**Given problem:** All of the data needs to be repeated exactly.

(Data excerpts)
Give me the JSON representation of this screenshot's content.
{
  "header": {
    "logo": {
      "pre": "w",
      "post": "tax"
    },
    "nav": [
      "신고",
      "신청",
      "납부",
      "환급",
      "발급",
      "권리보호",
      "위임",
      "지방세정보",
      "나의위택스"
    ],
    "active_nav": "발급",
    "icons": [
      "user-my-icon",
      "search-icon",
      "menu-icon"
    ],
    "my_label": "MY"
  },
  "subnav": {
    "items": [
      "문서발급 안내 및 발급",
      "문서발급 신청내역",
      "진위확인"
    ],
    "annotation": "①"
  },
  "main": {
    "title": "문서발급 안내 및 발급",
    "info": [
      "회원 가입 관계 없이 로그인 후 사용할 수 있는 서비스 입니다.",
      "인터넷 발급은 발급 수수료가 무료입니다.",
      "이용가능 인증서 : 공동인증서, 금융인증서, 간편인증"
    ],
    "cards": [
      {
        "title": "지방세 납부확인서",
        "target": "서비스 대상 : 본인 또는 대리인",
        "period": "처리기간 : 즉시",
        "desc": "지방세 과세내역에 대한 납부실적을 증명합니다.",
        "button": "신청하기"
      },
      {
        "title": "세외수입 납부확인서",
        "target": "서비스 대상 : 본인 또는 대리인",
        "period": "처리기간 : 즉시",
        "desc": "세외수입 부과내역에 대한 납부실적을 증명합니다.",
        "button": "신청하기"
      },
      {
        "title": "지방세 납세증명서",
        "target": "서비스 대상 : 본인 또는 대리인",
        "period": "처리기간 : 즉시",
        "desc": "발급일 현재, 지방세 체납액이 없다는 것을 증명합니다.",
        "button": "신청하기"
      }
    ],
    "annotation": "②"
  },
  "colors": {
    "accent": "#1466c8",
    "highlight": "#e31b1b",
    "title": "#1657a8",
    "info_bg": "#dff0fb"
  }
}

**Result of the task:**
Give me the JSON representation of this screenshot's content.
{
  "header": {
    "logo": {
      "pre": "w",
      "post": "tax"
    },
    "nav": [
      "신고",
      "신청",
      "납부",
      "환급",
      "발급",
      "권리보호",
      "위임",
      "지방세정보",
      "나의위택스"
    ],
    "active_nav": "발급",
    "icons": [
      "user-my-icon",
      "search-icon",
      "menu-icon"
    ],
    "my_label": "MY"
  },
  "subnav": {
    "items": [
      "문서발급 안내 및 발급",
      "문서발급 신청내역",
      "진위확인"
    ],
    "annotation": "①"
  },
  "main": {
    "title": "문서발급 안내 및 발급",
    "info": [
      "회원 가입 관계 없이 로그인 후 사용할 수 있는 서비스 입니다.",
      "인터넷 발급은 발급 수수료가 무료입니다.",
      "이용가능 인증서 : 공동인증서, 금융인증서, 간편인증"
    ],
    "cards": [
      {
        "title": "지방세 납부확인서",
        "target": "서비스 대상 : 본인 또는 대리인",
        "period": "처리기간 : 즉시",
        "desc": "지방세 과세내역에 대한 납부실적을 증명합니다.",
        "button": "신청하기"
      },
      {
        "title": "세외수입 납부확인서",
        "target": "서비스 대상 : 본인 또는 대리인",
        "period": "처리기간 : 즉시",
        "desc": "세외수입 부과내역에 대한 납부실적을 증명합니다.",
        "button": "신청하기"
      },
      {
        "title": "지방세 납세증명서",
        "target": "서비스 대상 : 본인 또는 대리인",
        "period": "처리기간 : 즉시",
        "desc": "발급일 현재, 지방세 체납액이 없다는 것을 증명합니다.",
        "button": "신청하기"
      }
    ],
    "annotation": "②"
  },
  "colors": {
    "accent": "#1466c8",
    "highlight": "#e31b1b",
    "title": "#1657a8",
    "info_bg": "#dff0fb"
  }
}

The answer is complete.